*** DATA SHOWN

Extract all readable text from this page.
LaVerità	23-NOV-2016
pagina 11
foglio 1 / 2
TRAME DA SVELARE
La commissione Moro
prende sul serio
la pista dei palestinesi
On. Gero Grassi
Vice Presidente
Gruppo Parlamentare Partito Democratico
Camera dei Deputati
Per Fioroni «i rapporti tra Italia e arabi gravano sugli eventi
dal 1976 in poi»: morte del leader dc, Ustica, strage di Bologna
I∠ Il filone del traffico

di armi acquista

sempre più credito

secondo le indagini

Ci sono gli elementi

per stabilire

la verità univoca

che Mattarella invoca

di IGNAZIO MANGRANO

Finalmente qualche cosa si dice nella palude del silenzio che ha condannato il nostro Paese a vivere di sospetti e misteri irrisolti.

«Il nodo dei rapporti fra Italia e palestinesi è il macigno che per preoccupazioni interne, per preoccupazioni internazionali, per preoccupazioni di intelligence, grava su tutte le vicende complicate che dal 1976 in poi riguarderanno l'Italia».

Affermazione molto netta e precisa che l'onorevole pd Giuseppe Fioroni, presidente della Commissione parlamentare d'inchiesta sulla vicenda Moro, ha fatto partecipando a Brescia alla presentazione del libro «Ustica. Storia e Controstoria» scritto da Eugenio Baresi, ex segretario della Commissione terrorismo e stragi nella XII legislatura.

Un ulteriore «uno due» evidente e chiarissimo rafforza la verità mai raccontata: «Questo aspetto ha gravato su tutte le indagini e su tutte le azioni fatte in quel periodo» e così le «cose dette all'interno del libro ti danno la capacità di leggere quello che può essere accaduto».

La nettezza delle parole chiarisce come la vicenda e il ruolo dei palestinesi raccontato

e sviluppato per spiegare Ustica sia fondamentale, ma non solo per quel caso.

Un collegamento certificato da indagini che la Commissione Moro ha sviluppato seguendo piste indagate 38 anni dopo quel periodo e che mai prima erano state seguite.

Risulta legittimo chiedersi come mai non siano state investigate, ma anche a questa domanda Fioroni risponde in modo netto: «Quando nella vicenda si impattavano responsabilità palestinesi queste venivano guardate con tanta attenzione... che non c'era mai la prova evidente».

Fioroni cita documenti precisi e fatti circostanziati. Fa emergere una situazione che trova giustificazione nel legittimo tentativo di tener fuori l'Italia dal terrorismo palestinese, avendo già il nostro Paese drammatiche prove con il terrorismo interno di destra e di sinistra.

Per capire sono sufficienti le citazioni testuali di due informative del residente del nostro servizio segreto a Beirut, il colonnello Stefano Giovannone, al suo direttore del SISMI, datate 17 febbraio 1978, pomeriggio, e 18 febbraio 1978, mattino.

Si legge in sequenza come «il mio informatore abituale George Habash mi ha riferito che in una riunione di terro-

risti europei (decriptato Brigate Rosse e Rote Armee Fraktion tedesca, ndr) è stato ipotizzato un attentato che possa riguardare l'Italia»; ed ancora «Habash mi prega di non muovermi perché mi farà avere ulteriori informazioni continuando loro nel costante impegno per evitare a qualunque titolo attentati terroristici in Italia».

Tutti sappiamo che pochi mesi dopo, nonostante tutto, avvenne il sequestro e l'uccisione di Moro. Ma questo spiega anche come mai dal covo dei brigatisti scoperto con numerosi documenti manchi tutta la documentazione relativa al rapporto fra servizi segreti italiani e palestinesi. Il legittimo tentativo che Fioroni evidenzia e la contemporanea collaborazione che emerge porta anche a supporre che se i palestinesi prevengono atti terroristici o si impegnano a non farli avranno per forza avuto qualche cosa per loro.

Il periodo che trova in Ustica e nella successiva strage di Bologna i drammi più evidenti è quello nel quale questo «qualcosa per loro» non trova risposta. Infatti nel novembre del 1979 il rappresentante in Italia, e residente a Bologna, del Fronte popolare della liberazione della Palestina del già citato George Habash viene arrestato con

******

All of the material above needs to be copied exactly.

Extract all readable text from this page.
LaVerità	23-NOV-2016
pagina 11
foglio 1 / 2
TRAME DA SVELARE
La commissione Moro
prende sul serio
la pista dei palestinesi
On. Gero Grassi
Vice Presidente
Gruppo Parlamentare Partito Democratico
Camera dei Deputati
Per Fioroni «i rapporti tra Italia e arabi gravano sugli eventi
dal 1976 in poi»: morte del leader dc, Ustica, strage di Bologna
I∠ Il filone del traffico

di armi acquista

sempre più credito

secondo le indagini

Ci sono gli elementi

per stabilire

la verità univoca

che Mattarella invoca

di IGNAZIO MANGRANO

Finalmente qualche cosa si dice nella palude del silenzio che ha condannato il nostro Paese a vivere di sospetti e misteri irrisolti.

«Il nodo dei rapporti fra Italia e palestinesi è il macigno che per preoccupazioni interne, per preoccupazioni internazionali, per preoccupazioni di intelligence, grava su tutte le vicende complicate che dal 1976 in poi riguarderanno l'Italia».

Affermazione molto netta e precisa che l'onorevole pd Giuseppe Fioroni, presidente della Commissione parlamentare d'inchiesta sulla vicenda Moro, ha fatto partecipando a Brescia alla presentazione del libro «Ustica. Storia e Controstoria» scritto da Eugenio Baresi, ex segretario della Commissione terrorismo e stragi nella XII legislatura.

Un ulteriore «uno due» evidente e chiarissimo rafforza la verità mai raccontata: «Questo aspetto ha gravato su tutte le indagini e su tutte le azioni fatte in quel periodo» e così le «cose dette all'interno del libro ti danno la capacità di leggere quello che può essere accaduto».

La nettezza delle parole chiarisce come la vicenda e il ruolo dei palestinesi raccontato

e sviluppato per spiegare Ustica sia fondamentale, ma non solo per quel caso.

Un collegamento certificato da indagini che la Commissione Moro ha sviluppato seguendo piste indagate 38 anni dopo quel periodo e che mai prima erano state seguite.

Risulta legittimo chiedersi come mai non siano state investigate, ma anche a questa domanda Fioroni risponde in modo netto: «Quando nella vicenda si impattavano responsabilità palestinesi queste venivano guardate con tanta attenzione... che non c'era mai la prova evidente».

Fioroni cita documenti precisi e fatti circostanziati. Fa emergere una situazione che trova giustificazione nel legittimo tentativo di tener fuori l'Italia dal terrorismo palestinese, avendo già il nostro Paese drammatiche prove con il terrorismo interno di destra e di sinistra.

Per capire sono sufficienti le citazioni testuali di due informative del residente del nostro servizio segreto a Beirut, il colonnello Stefano Giovannone, al suo direttore del SISMI, datate 17 febbraio 1978, pomeriggio, e 18 febbraio 1978, mattino.

Si legge in sequenza come «il mio informatore abituale George Habash mi ha riferito che in una riunione di terro-

risti europei (decriptato Brigate Rosse e Rote Armee Fraktion tedesca, ndr) è stato ipotizzato un attentato che possa riguardare l'Italia»; ed ancora «Habash mi prega di non muovermi perché mi farà avere ulteriori informazioni continuando loro nel costante impegno per evitare a qualunque titolo attentati terroristici in Italia».

Tutti sappiamo che pochi mesi dopo, nonostante tutto, avvenne il sequestro e l'uccisione di Moro. Ma questo spiega anche come mai dal covo dei brigatisti scoperto con numerosi documenti manchi tutta la documentazione relativa al rapporto fra servizi segreti italiani e palestinesi. Il legittimo tentativo che Fioroni evidenzia e la contemporanea collaborazione che emerge porta anche a supporre che se i palestinesi prevengono atti terroristici o si impegnano a non farli avranno per forza avuto qualche cosa per loro.

Il periodo che trova in Ustica e nella successiva strage di Bologna i drammi più evidenti è quello nel quale questo «qualcosa per loro» non trova risposta. Infatti nel novembre del 1979 il rappresentante in Italia, e residente a Bologna, del Fronte popolare della liberazione della Palestina del già citato George Habash viene arrestato con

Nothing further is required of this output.